Locate every line in the records below that contains the word "members" and copy each one out.

# SUPPLIED DATA
-- Start --

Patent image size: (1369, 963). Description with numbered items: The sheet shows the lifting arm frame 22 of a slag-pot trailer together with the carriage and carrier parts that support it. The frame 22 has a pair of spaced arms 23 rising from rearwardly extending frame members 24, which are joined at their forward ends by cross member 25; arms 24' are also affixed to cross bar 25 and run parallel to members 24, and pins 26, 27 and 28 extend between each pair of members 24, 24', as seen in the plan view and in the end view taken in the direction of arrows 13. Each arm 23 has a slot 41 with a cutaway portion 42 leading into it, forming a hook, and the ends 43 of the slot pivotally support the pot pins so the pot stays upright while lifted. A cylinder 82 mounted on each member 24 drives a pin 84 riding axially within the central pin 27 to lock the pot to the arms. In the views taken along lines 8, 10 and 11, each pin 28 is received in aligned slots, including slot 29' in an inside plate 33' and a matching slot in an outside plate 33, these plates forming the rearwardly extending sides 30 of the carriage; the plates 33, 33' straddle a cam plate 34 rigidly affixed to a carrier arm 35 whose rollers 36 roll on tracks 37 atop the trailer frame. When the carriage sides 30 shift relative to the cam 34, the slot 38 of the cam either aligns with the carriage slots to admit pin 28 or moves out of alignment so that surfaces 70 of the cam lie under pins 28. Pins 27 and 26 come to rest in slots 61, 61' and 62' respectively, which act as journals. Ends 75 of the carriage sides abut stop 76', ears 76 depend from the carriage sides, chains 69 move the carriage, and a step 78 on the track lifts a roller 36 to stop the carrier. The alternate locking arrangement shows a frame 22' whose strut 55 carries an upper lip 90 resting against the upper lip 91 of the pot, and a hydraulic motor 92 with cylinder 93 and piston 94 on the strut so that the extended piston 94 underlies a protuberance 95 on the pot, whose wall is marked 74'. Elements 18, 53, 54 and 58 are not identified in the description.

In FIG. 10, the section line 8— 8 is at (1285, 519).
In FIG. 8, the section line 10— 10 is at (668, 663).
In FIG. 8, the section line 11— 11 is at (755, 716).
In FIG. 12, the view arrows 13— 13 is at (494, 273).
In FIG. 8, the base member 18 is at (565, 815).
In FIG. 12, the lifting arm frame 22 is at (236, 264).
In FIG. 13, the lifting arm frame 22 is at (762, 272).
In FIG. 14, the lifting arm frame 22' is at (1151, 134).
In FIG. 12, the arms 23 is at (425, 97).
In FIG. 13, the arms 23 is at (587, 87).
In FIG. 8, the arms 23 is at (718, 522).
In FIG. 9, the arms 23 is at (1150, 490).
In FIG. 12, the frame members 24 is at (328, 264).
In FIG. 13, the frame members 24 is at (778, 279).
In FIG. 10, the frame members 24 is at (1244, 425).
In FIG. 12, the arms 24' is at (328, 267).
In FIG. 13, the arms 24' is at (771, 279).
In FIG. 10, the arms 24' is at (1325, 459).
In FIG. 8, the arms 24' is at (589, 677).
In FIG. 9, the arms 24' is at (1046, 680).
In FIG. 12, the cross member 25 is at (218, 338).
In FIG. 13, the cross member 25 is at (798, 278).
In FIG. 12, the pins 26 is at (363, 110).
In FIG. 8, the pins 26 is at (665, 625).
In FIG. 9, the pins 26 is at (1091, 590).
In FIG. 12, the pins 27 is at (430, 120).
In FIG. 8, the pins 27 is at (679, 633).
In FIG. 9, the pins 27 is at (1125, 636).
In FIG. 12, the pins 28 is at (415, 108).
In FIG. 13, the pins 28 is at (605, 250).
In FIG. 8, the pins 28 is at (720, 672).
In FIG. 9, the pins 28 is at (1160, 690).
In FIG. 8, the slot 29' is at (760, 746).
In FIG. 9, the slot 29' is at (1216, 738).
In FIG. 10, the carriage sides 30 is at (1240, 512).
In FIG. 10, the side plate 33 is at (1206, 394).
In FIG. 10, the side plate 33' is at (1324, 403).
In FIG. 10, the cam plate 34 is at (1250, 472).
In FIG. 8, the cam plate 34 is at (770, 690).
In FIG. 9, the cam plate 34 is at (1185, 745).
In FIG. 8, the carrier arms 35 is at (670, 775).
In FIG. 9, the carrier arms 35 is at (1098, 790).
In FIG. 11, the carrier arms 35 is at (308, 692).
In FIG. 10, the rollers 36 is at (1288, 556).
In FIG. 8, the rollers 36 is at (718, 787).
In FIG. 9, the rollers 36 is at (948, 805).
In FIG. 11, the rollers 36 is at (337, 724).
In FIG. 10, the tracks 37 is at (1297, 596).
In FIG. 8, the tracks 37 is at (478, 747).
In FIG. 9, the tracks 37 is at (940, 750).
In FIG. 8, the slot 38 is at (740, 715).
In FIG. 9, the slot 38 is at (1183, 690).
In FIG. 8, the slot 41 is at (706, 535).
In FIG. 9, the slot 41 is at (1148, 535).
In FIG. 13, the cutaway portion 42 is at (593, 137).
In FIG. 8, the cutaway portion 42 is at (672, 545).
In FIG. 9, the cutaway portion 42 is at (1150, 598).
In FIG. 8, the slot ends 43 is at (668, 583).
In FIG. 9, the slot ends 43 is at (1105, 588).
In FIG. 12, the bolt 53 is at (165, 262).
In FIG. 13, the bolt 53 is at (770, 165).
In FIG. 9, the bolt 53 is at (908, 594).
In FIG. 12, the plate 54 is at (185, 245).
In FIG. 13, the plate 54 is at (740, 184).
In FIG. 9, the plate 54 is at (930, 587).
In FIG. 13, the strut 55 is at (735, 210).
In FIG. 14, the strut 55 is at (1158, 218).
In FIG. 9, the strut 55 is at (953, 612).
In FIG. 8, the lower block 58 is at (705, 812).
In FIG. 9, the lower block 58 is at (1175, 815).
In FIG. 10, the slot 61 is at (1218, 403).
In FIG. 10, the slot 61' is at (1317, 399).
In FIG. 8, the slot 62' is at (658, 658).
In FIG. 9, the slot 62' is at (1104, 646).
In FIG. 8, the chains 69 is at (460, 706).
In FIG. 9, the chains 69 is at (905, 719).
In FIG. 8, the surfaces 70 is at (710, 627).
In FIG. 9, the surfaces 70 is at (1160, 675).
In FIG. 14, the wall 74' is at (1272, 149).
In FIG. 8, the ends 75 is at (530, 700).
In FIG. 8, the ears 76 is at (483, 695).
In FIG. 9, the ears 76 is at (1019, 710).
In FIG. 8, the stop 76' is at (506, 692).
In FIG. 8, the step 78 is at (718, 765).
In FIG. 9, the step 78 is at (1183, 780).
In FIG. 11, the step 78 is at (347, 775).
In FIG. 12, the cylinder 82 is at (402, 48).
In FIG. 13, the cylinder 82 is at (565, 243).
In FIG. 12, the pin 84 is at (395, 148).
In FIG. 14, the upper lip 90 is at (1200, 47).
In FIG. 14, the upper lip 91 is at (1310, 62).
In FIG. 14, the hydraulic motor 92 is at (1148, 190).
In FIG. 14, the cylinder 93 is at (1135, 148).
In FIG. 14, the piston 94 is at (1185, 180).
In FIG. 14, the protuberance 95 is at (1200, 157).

-- End --

# WRITTEN RESPONSE
Patent image size: (1369, 963). Description with numbered items: The sheet shows the lifting arm frame 22 of a slag-pot trailer together with the carriage and carrier parts that support it. The frame 22 has a pair of spaced arms 23 rising from rearwardly extending frame members 24, which are joined at their forward ends by cross member 25; arms 24' are also affixed to cross bar 25 and run parallel to members 24, and pins 26, 27 and 28 extend between each pair of members 24, 24', as seen in the plan view and in the end view taken in the direction of arrows 13. Each arm 23 has a slot 41 with a cutaway portion 42 leading into it, forming a hook, and the ends 43 of the slot pivotally support the pot pins so the pot stays upright while lifted. A cylinder 82 mounted on each member 24 drives a pin 84 riding axially within the central pin 27 to lock the pot to the arms. In the views taken along lines 8, 10 and 11, each pin 28 is received in aligned slots, including slot 29' in an inside plate 33' and a matching slot in an outside plate 33, these plates forming the rearwardly extending sides 30 of the carriage; the plates 33, 33' straddle a cam plate 34 rigidly affixed to a carrier arm 35 whose rollers 36 roll on tracks 37 atop the trailer frame. When the carriage sides 30 shift relative to the cam 34, the slot 38 of the cam either aligns with the carriage slots to admit pin 28 or moves out of alignment so that surfaces 70 of the cam lie under pins 28. Pins 27 and 26 come to rest in slots 61, 61' and 62' respectively, which act as journals. Ends 75 of the carriage sides abut stop 76', ears 76 depend from the carriage sides, chains 69 move the carriage, and a step 78 on the track lifts a roller 36 to stop the carrier. The alternate locking arrangement shows a frame 22' whose strut 55 carries an upper lip 90 resting against the upper lip 91 of the pot, and a hydraulic motor 92 with cylinder 93 and piston 94 on the strut so that the extended piston 94 underlies a protuberance 95 on the pot, whose wall is marked 74'. Elements 18, 53, 54 and 58 are not identified in the description.
In FIG. 12, the frame members 24 is at (328, 264).
In FIG. 13, the frame members 24 is at (778, 279).
In FIG. 10, the frame members 24 is at (1244, 425).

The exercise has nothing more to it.